> **Task instructions**
From the listing below, pull out every line where the string "that" appears.

> **Data listing**
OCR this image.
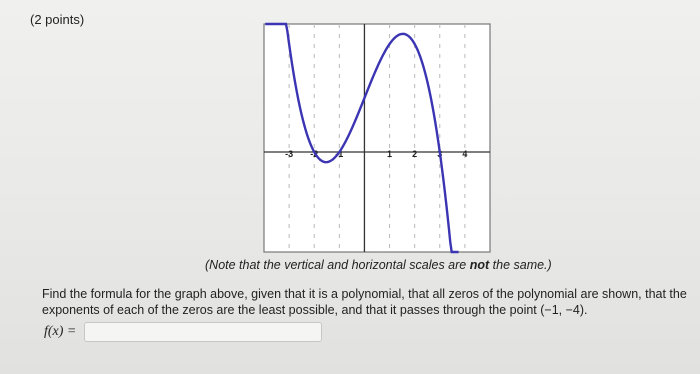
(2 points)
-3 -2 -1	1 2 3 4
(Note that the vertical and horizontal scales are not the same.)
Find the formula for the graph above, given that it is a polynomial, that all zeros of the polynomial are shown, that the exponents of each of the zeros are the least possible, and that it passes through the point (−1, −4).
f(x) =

---

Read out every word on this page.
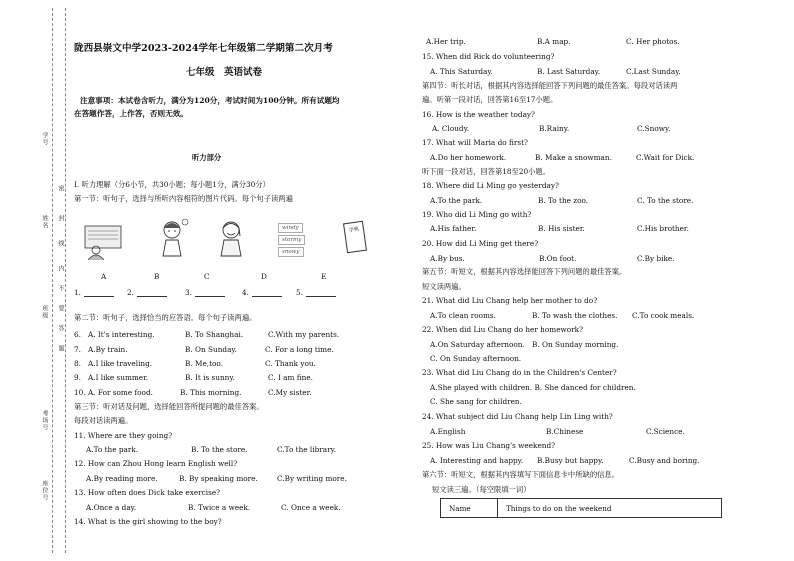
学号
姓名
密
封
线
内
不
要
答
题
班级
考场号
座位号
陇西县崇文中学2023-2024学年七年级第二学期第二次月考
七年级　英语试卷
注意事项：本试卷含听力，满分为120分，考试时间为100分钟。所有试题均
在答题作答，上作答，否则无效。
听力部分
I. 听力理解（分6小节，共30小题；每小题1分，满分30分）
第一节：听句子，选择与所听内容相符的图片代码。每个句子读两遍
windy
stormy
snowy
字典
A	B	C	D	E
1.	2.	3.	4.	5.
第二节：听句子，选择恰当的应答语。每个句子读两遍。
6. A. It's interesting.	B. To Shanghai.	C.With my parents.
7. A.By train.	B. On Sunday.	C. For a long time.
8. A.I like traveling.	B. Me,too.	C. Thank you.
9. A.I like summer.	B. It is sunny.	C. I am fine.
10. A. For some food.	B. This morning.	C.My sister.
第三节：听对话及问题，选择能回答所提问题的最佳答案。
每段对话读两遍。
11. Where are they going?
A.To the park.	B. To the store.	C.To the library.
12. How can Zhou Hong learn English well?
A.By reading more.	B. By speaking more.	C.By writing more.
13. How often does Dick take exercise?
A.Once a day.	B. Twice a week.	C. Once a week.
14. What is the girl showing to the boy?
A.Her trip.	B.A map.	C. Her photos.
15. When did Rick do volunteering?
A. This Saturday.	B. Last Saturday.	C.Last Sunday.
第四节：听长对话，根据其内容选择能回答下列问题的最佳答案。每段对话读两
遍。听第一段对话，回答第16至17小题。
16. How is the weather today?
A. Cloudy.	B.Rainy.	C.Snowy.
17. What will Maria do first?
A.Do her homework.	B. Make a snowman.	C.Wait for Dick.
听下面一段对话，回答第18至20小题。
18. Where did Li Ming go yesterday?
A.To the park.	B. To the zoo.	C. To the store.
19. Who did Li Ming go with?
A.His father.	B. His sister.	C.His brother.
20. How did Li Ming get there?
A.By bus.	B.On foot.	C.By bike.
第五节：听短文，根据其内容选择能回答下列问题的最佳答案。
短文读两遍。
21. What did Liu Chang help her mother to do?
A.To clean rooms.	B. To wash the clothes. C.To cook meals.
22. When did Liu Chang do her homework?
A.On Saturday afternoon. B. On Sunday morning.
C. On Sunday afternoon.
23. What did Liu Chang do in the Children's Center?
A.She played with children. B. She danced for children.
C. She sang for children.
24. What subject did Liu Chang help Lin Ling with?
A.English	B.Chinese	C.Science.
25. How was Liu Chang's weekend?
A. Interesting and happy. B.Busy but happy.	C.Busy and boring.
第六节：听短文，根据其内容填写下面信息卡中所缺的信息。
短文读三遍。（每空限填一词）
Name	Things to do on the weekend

> **The completed task**
(Note that the vertical and horizontal scales are not the same.)
Find the formula for the graph above, given that it is a polynomial, that all zeros of the polynomial are shown, that the exponents of each of the zeros are the least possible, and that it passes through the point (−1, −4).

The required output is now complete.